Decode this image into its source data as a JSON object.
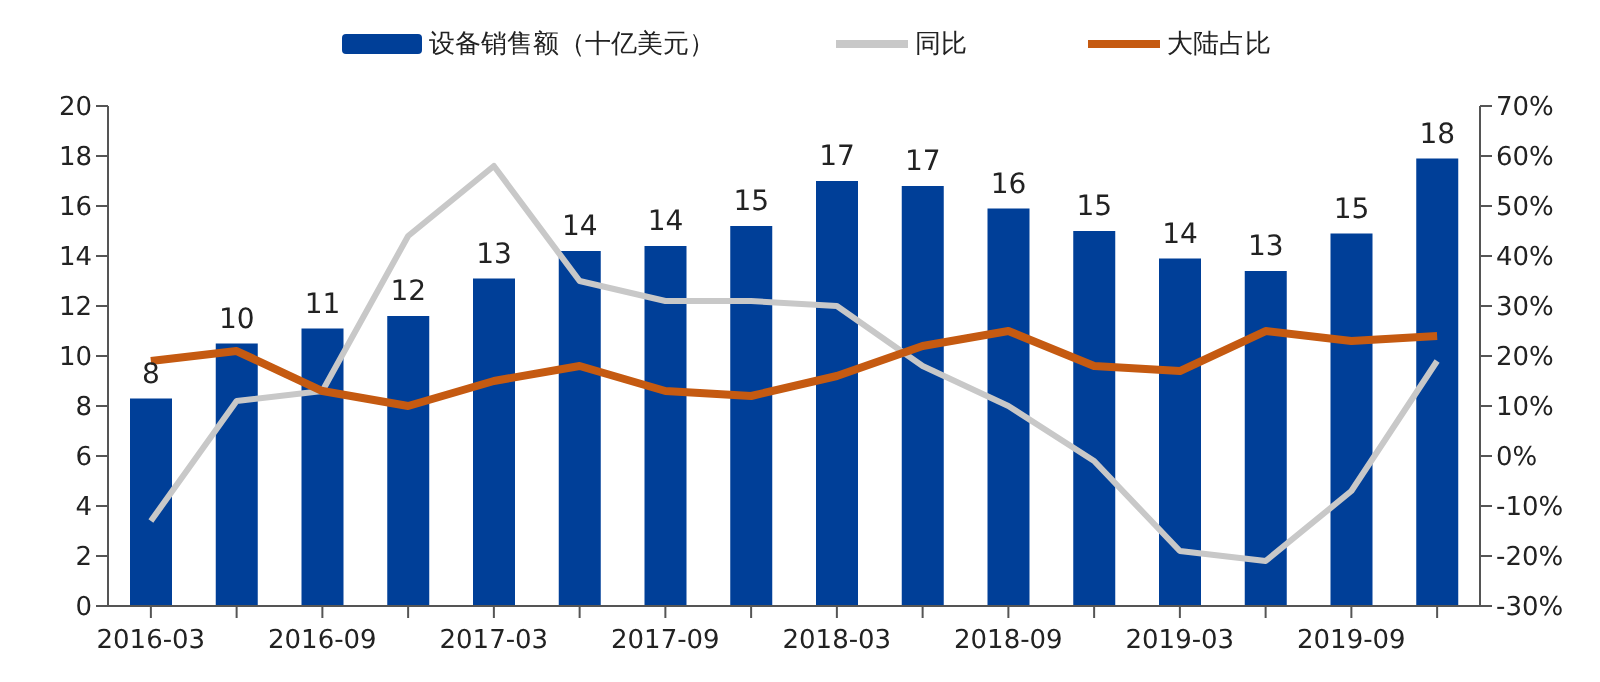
{
  "chart_data": {
    "type": "bar",
    "categories": [
      "2016-03",
      null,
      "2016-09",
      null,
      "2017-03",
      null,
      "2017-09",
      null,
      "2018-03",
      null,
      "2018-09",
      null,
      "2019-03",
      null,
      "2019-09",
      null
    ],
    "series": [
      {
        "name": "设备销售额（十亿美元）",
        "color": "#003f98",
        "values": [
          8.3,
          10.5,
          11.1,
          11.6,
          13.1,
          14.2,
          14.4,
          15.2,
          17.0,
          16.8,
          15.9,
          15.0,
          13.9,
          13.4,
          14.9,
          17.9
        ],
        "value_labels": [
          "8",
          "10",
          "11",
          "12",
          "13",
          "14",
          "14",
          "15",
          "17",
          "17",
          "16",
          "15",
          "14",
          "13",
          "15",
          "18"
        ]
      },
      {
        "name": "同比",
        "type": "line",
        "axis": "y2",
        "color": "#c8c8c8",
        "values": [
          -13,
          11,
          13,
          44,
          58,
          35,
          31,
          31,
          30,
          18,
          10,
          -1,
          -19,
          -21,
          -7,
          19
        ]
      },
      {
        "name": "大陆占比",
        "type": "line",
        "axis": "y2",
        "color": "#c55a11",
        "values": [
          19,
          21,
          13,
          10,
          15,
          18,
          13,
          12,
          16,
          22,
          25,
          18,
          17,
          25,
          23,
          24
        ]
      }
    ],
    "ylim": [
      0,
      20
    ],
    "yticks": [
      0,
      2,
      4,
      6,
      8,
      10,
      12,
      14,
      16,
      18,
      20
    ],
    "y2lim": [
      -30,
      70
    ],
    "y2ticks": [
      {
        "value": -30,
        "label": "-30%"
      },
      {
        "value": -20,
        "label": "-20%"
      },
      {
        "value": -10,
        "label": "-10%"
      },
      {
        "value": 0,
        "label": "0%"
      },
      {
        "value": 10,
        "label": "10%"
      },
      {
        "value": 20,
        "label": "20%"
      },
      {
        "value": 30,
        "label": "30%"
      },
      {
        "value": 40,
        "label": "40%"
      },
      {
        "value": 50,
        "label": "50%"
      },
      {
        "value": 60,
        "label": "60%"
      },
      {
        "value": 70,
        "label": "70%"
      }
    ],
    "legend": "top",
    "marker": "none",
    "grid": false
  }
}
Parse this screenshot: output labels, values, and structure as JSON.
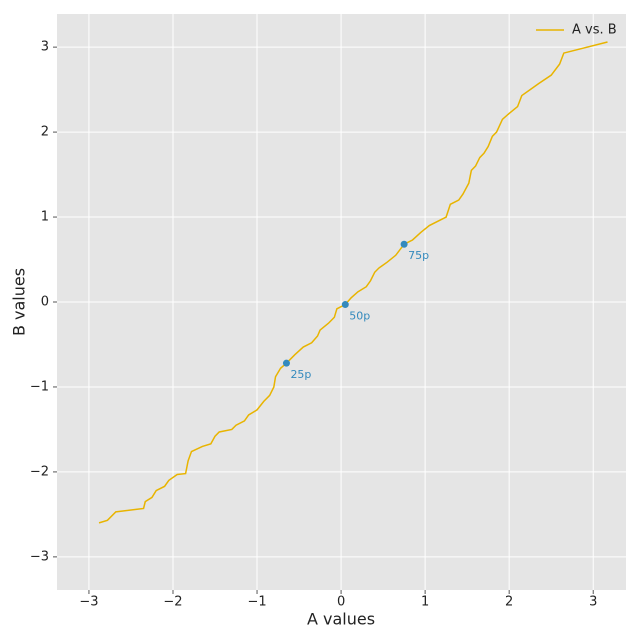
{
  "chart_data": {
    "type": "line",
    "xlabel": "A values",
    "ylabel": "B values",
    "xlim": [
      -3.38,
      3.39
    ],
    "ylim": [
      -3.39,
      3.39
    ],
    "xticks": [
      {
        "value": -3,
        "label": "−3"
      },
      {
        "value": -2,
        "label": "−2"
      },
      {
        "value": -1,
        "label": "−1"
      },
      0,
      1,
      2,
      3
    ],
    "yticks": [
      {
        "value": -3,
        "label": "−3"
      },
      {
        "value": -2,
        "label": "−2"
      },
      {
        "value": -1,
        "label": "−1"
      },
      0,
      1,
      2,
      3
    ],
    "grid": true,
    "legend": "upper right",
    "series": [
      {
        "name": "A vs. B",
        "color": "#e8b400",
        "x": [
          -2.88,
          -2.78,
          -2.68,
          -2.35,
          -2.33,
          -2.25,
          -2.2,
          -2.1,
          -2.05,
          -1.95,
          -1.85,
          -1.82,
          -1.78,
          -1.65,
          -1.55,
          -1.5,
          -1.45,
          -1.3,
          -1.25,
          -1.15,
          -1.1,
          -1.0,
          -0.92,
          -0.85,
          -0.8,
          -0.78,
          -0.72,
          -0.65,
          -0.55,
          -0.45,
          -0.35,
          -0.28,
          -0.25,
          -0.15,
          -0.08,
          -0.05,
          0.05,
          0.12,
          0.2,
          0.3,
          0.35,
          0.4,
          0.45,
          0.55,
          0.65,
          0.75,
          0.85,
          0.95,
          1.05,
          1.15,
          1.25,
          1.3,
          1.4,
          1.45,
          1.52,
          1.55,
          1.6,
          1.65,
          1.7,
          1.75,
          1.8,
          1.85,
          1.92,
          2.0,
          2.1,
          2.15,
          2.25,
          2.35,
          2.5,
          2.6,
          2.65,
          3.17
        ],
        "values": [
          -2.6,
          -2.57,
          -2.47,
          -2.43,
          -2.35,
          -2.3,
          -2.22,
          -2.17,
          -2.1,
          -2.03,
          -2.02,
          -1.87,
          -1.76,
          -1.7,
          -1.67,
          -1.58,
          -1.53,
          -1.5,
          -1.45,
          -1.4,
          -1.33,
          -1.27,
          -1.17,
          -1.1,
          -1.0,
          -0.88,
          -0.78,
          -0.72,
          -0.62,
          -0.53,
          -0.48,
          -0.4,
          -0.33,
          -0.25,
          -0.18,
          -0.08,
          -0.03,
          0.05,
          0.12,
          0.18,
          0.25,
          0.35,
          0.4,
          0.47,
          0.55,
          0.68,
          0.73,
          0.82,
          0.9,
          0.95,
          1.0,
          1.15,
          1.2,
          1.27,
          1.4,
          1.55,
          1.6,
          1.7,
          1.75,
          1.83,
          1.95,
          2.0,
          2.15,
          2.22,
          2.3,
          2.43,
          2.5,
          2.57,
          2.67,
          2.8,
          2.93,
          3.06
        ]
      }
    ],
    "annotation_color": "#348abd",
    "annotations": [
      {
        "label": "25p",
        "x": -0.65,
        "y": -0.72
      },
      {
        "label": "50p",
        "x": 0.05,
        "y": -0.03
      },
      {
        "label": "75p",
        "x": 0.75,
        "y": 0.68
      }
    ]
  }
}
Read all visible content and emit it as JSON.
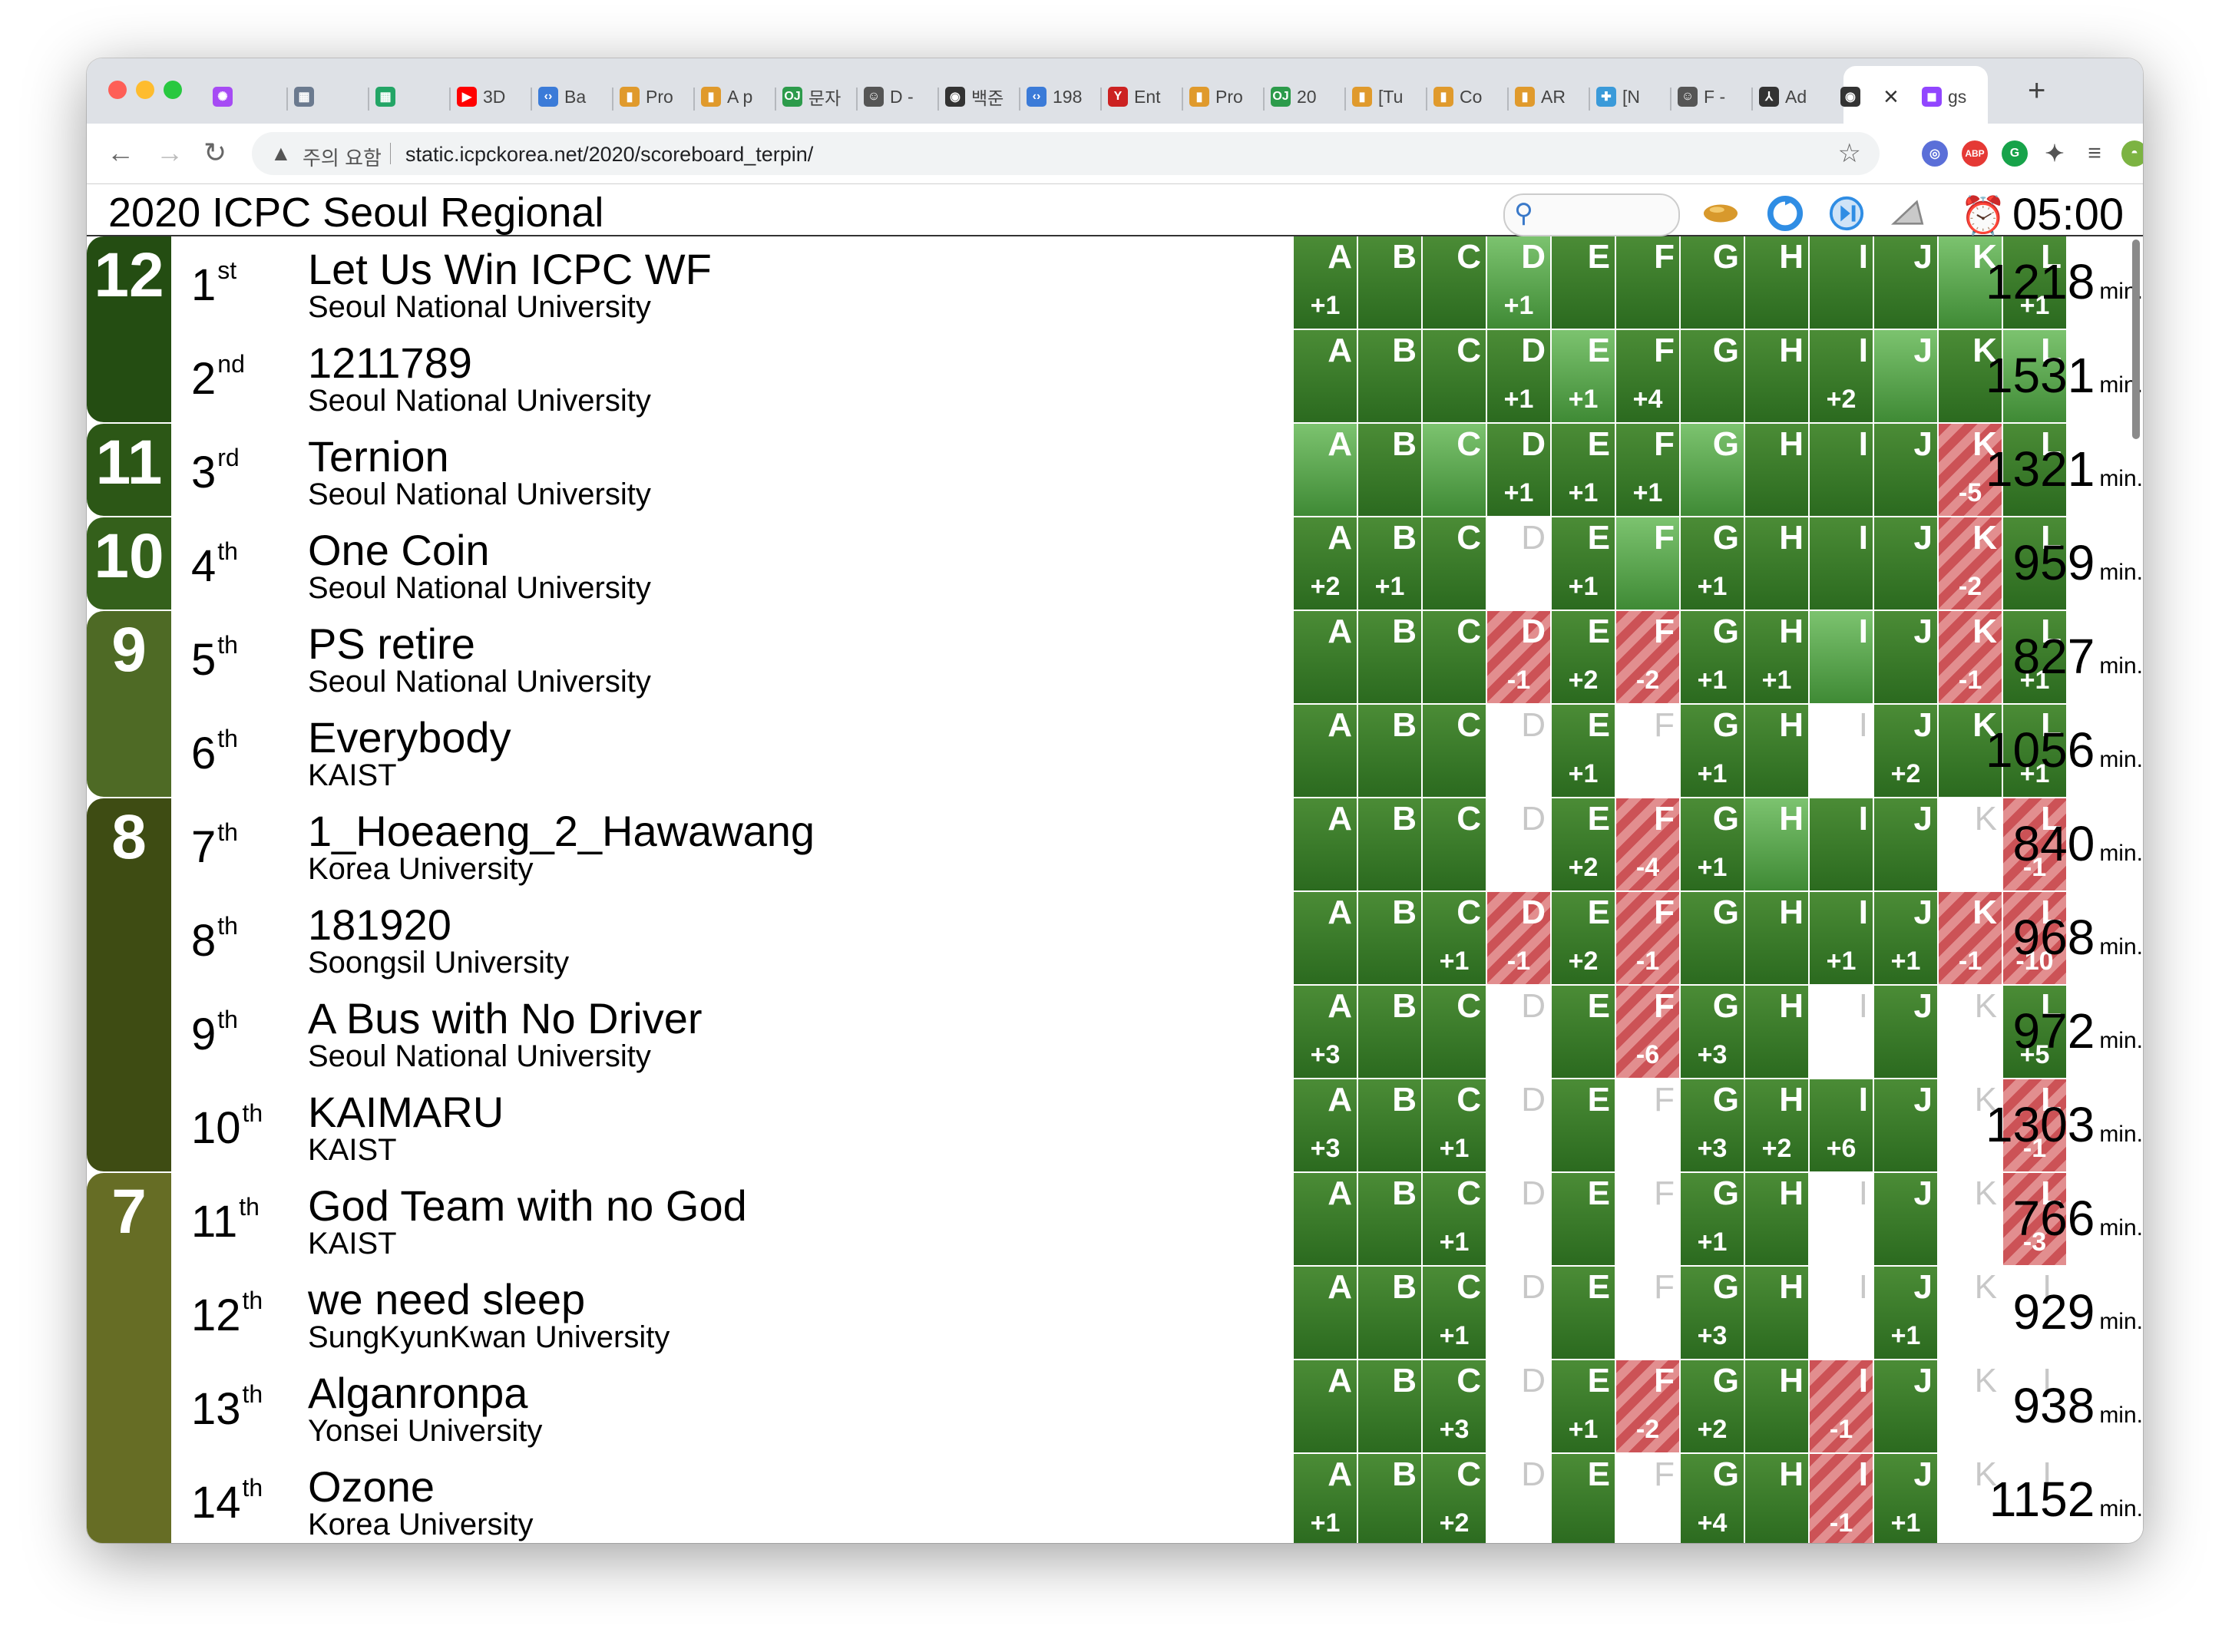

★ ★ ★ ★ ★ ★ ★

**Exercise goal:** Extract the text of all the records above verbatim, excluding pictures.

**Solution to the exercise:**
Decode this image into its source data as a JSON object.
{
  "chart_data": {
    "type": "bar",
    "categories": [
      "2016-03",
      null,
      "2016-09",
      null,
      "2017-03",
      null,
      "2017-09",
      null,
      "2018-03",
      null,
      "2018-09",
      null,
      "2019-03",
      null,
      "2019-09",
      null
    ],
    "series": [
      {
        "name": "设备销售额（十亿美元）",
        "color": "#003f98",
        "values": [
          8.3,
          10.5,
          11.1,
          11.6,
          13.1,
          14.2,
          14.4,
          15.2,
          17.0,
          16.8,
          15.9,
          15.0,
          13.9,
          13.4,
          14.9,
          17.9
        ],
        "value_labels": [
          "8",
          "10",
          "11",
          "12",
          "13",
          "14",
          "14",
          "15",
          "17",
          "17",
          "16",
          "15",
          "14",
          "13",
          "15",
          "18"
        ]
      },
      {
        "name": "同比",
        "type": "line",
        "axis": "y2",
        "color": "#c8c8c8",
        "values": [
          -13,
          11,
          13,
          44,
          58,
          35,
          31,
          31,
          30,
          18,
          10,
          -1,
          -19,
          -21,
          -7,
          19
        ]
      },
      {
        "name": "大陆占比",
        "type": "line",
        "axis": "y2",
        "color": "#c55a11",
        "values": [
          19,
          21,
          13,
          10,
          15,
          18,
          13,
          12,
          16,
          22,
          25,
          18,
          17,
          25,
          23,
          24
        ]
      }
    ],
    "ylim": [
      0,
      20
    ],
    "yticks": [
      0,
      2,
      4,
      6,
      8,
      10,
      12,
      14,
      16,
      18,
      20
    ],
    "y2lim": [
      -30,
      70
    ],
    "y2ticks": [
      {
        "value": -30,
        "label": "-30%"
      },
      {
        "value": -20,
        "label": "-20%"
      },
      {
        "value": -10,
        "label": "-10%"
      },
      {
        "value": 0,
        "label": "0%"
      },
      {
        "value": 10,
        "label": "10%"
      },
      {
        "value": 20,
        "label": "20%"
      },
      {
        "value": 30,
        "label": "30%"
      },
      {
        "value": 40,
        "label": "40%"
      },
      {
        "value": 50,
        "label": "50%"
      },
      {
        "value": 60,
        "label": "60%"
      },
      {
        "value": 70,
        "label": "70%"
      }
    ],
    "legend": "top",
    "marker": "none",
    "grid": false
  }
}
Parse this screenshot: output labels, values, and structure as JSON.
{
  "chart_data": {
    "type": "line",
    "xlabel": "A values",
    "ylabel": "B values",
    "xlim": [
      -3.38,
      3.39
    ],
    "ylim": [
      -3.39,
      3.39
    ],
    "xticks": [
      {
        "value": -3,
        "label": "−3"
      },
      {
        "value": -2,
        "label": "−2"
      },
      {
        "value": -1,
        "label": "−1"
      },
      0,
      1,
      2,
      3
    ],
    "yticks": [
      {
        "value": -3,
        "label": "−3"
      },
      {
        "value": -2,
        "label": "−2"
      },
      {
        "value": -1,
        "label": "−1"
      },
      0,
      1,
      2,
      3
    ],
    "grid": true,
    "legend": "upper right",
    "series": [
      {
        "name": "A vs. B",
        "color": "#e8b400",
        "x": [
          -2.88,
          -2.78,
          -2.68,
          -2.35,
          -2.33,
          -2.25,
          -2.2,
          -2.1,
          -2.05,
          -1.95,
          -1.85,
          -1.82,
          -1.78,
          -1.65,
          -1.55,
          -1.5,
          -1.45,
          -1.3,
          -1.25,
          -1.15,
          -1.1,
          -1.0,
          -0.92,
          -0.85,
          -0.8,
          -0.78,
          -0.72,
          -0.65,
          -0.55,
          -0.45,
          -0.35,
          -0.28,
          -0.25,
          -0.15,
          -0.08,
          -0.05,
          0.05,
          0.12,
          0.2,
          0.3,
          0.35,
          0.4,
          0.45,
          0.55,
          0.65,
          0.75,
          0.85,
          0.95,
          1.05,
          1.15,
          1.25,
          1.3,
          1.4,
          1.45,
          1.52,
          1.55,
          1.6,
          1.65,
          1.7,
          1.75,
          1.8,
          1.85,
          1.92,
          2.0,
          2.1,
          2.15,
          2.25,
          2.35,
          2.5,
          2.6,
          2.65,
          3.17
        ],
        "values": [
          -2.6,
          -2.57,
          -2.47,
          -2.43,
          -2.35,
          -2.3,
          -2.22,
          -2.17,
          -2.1,
          -2.03,
          -2.02,
          -1.87,
          -1.76,
          -1.7,
          -1.67,
          -1.58,
          -1.53,
          -1.5,
          -1.45,
          -1.4,
          -1.33,
          -1.27,
          -1.17,
          -1.1,
          -1.0,
          -0.88,
          -0.78,
          -0.72,
          -0.62,
          -0.53,
          -0.48,
          -0.4,
          -0.33,
          -0.25,
          -0.18,
          -0.08,
          -0.03,
          0.05,
          0.12,
          0.18,
          0.25,
          0.35,
          0.4,
          0.47,
          0.55,
          0.68,
          0.73,
          0.82,
          0.9,
          0.95,
          1.0,
          1.15,
          1.2,
          1.27,
          1.4,
          1.55,
          1.6,
          1.7,
          1.75,
          1.83,
          1.95,
          2.0,
          2.15,
          2.22,
          2.3,
          2.43,
          2.5,
          2.57,
          2.67,
          2.8,
          2.93,
          3.06
        ]
      }
    ],
    "annotation_color": "#348abd",
    "annotations": [
      {
        "label": "25p",
        "x": -0.65,
        "y": -0.72
      },
      {
        "label": "50p",
        "x": 0.05,
        "y": -0.03
      },
      {
        "label": "75p",
        "x": 0.75,
        "y": 0.68
      }
    ]
  }
}
Read all visible content and emit it as JSON.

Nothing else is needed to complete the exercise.